Write out the material again word for word, dropping any images it holds.

# start of Supplied information

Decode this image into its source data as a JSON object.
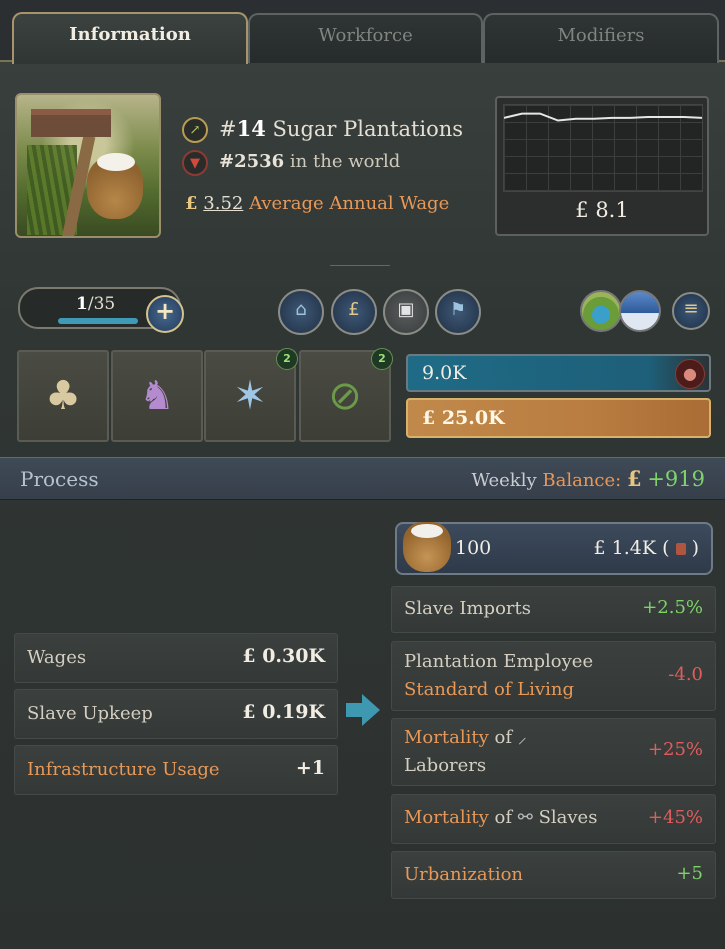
{
  "tabs": [
    {
      "label": "Information",
      "active": true
    },
    {
      "label": "Workforce",
      "active": false
    },
    {
      "label": "Modifiers",
      "active": false
    }
  ],
  "header": {
    "rank_prefix": "#",
    "rank": "14",
    "building_name": "Sugar Plantations",
    "world_rank": "#2536",
    "world_suffix": "in the world",
    "wage_currency": "£",
    "wage_value": "3.52",
    "wage_label": "Average Annual Wage",
    "graph_value": "£ 8.1",
    "graph_series": [
      0.15,
      0.1,
      0.1,
      0.18,
      0.16,
      0.16,
      0.15,
      0.15,
      0.14,
      0.14,
      0.14,
      0.15
    ]
  },
  "level": {
    "current": "1",
    "separator": "/",
    "max": "35"
  },
  "actions": {
    "icons": [
      "house-plus-icon",
      "pound-plus-icon",
      "building-icon",
      "flag-icon"
    ],
    "resources": [
      "grassland-icon",
      "mountain-icon"
    ],
    "menu": "menu-icon"
  },
  "methods": [
    {
      "name": "crops-method-icon",
      "badge": ""
    },
    {
      "name": "ox-press-method-icon",
      "badge": ""
    },
    {
      "name": "whip-laborers-method-icon",
      "badge": "2"
    },
    {
      "name": "no-rail-method-icon",
      "badge": "2"
    }
  ],
  "employment_bar": {
    "value": "9.0K",
    "fill": 0.88
  },
  "cash_bar": {
    "value": "£ 25.0K"
  },
  "process": {
    "title": "Process",
    "weekly_label": "Weekly",
    "balance_label": "Balance:",
    "currency": "£",
    "balance_value": "+919"
  },
  "inputs": [
    {
      "label": "Wages",
      "value": "£ 0.30K",
      "orange": false
    },
    {
      "label": "Slave Upkeep",
      "value": "£ 0.19K",
      "orange": false
    },
    {
      "label": "Infrastructure Usage",
      "value": "+1",
      "orange": true
    }
  ],
  "output": {
    "quantity": "100",
    "price": "£ 1.4K (",
    "price_end": ")"
  },
  "effects": {
    "slave_imports": {
      "label": "Slave Imports",
      "value": "+2.5%"
    },
    "sol": {
      "line1": "Plantation Employee",
      "line2": "Standard of Living",
      "value": "-4.0"
    },
    "mort_laborers": {
      "part1": "Mortality",
      "part2": "of",
      "line2": "Laborers",
      "value": "+25%"
    },
    "mort_slaves": {
      "part1": "Mortality",
      "part2": "of",
      "part3": "Slaves",
      "value": "+45%"
    },
    "urbanization": {
      "label": "Urbanization",
      "value": "+5"
    }
  }
}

# end of Supplied information

Finished answer
Decode this image into its source data as a JSON object.
{
  "tabs": [
    {
      "label": "Information",
      "active": true
    },
    {
      "label": "Workforce",
      "active": false
    },
    {
      "label": "Modifiers",
      "active": false
    }
  ],
  "header": {
    "rank_prefix": "#",
    "rank": "14",
    "building_name": "Sugar Plantations",
    "world_rank": "#2536",
    "world_suffix": "in the world",
    "wage_currency": "£",
    "wage_value": "3.52",
    "wage_label": "Average Annual Wage",
    "graph_value": "£ 8.1",
    "graph_series": [
      0.15,
      0.1,
      0.1,
      0.18,
      0.16,
      0.16,
      0.15,
      0.15,
      0.14,
      0.14,
      0.14,
      0.15
    ]
  },
  "level": {
    "current": "1",
    "separator": "/",
    "max": "35"
  },
  "actions": {
    "icons": [
      "house-plus-icon",
      "pound-plus-icon",
      "building-icon",
      "flag-icon"
    ],
    "resources": [
      "grassland-icon",
      "mountain-icon"
    ],
    "menu": "menu-icon"
  },
  "methods": [
    {
      "name": "crops-method-icon",
      "badge": ""
    },
    {
      "name": "ox-press-method-icon",
      "badge": ""
    },
    {
      "name": "whip-laborers-method-icon",
      "badge": "2"
    },
    {
      "name": "no-rail-method-icon",
      "badge": "2"
    }
  ],
  "employment_bar": {
    "value": "9.0K",
    "fill": 0.88
  },
  "cash_bar": {
    "value": "£ 25.0K"
  },
  "process": {
    "title": "Process",
    "weekly_label": "Weekly",
    "balance_label": "Balance:",
    "currency": "£",
    "balance_value": "+919"
  },
  "inputs": [
    {
      "label": "Wages",
      "value": "£ 0.30K",
      "orange": false
    },
    {
      "label": "Slave Upkeep",
      "value": "£ 0.19K",
      "orange": false
    },
    {
      "label": "Infrastructure Usage",
      "value": "+1",
      "orange": true
    }
  ],
  "output": {
    "quantity": "100",
    "price": "£ 1.4K (",
    "price_end": ")"
  },
  "effects": {
    "slave_imports": {
      "label": "Slave Imports",
      "value": "+2.5%"
    },
    "sol": {
      "line1": "Plantation Employee",
      "line2": "Standard of Living",
      "value": "-4.0"
    },
    "mort_laborers": {
      "part1": "Mortality",
      "part2": "of",
      "line2": "Laborers",
      "value": "+25%"
    },
    "mort_slaves": {
      "part1": "Mortality",
      "part2": "of",
      "part3": "Slaves",
      "value": "+45%"
    },
    "urbanization": {
      "label": "Urbanization",
      "value": "+5"
    }
  }
}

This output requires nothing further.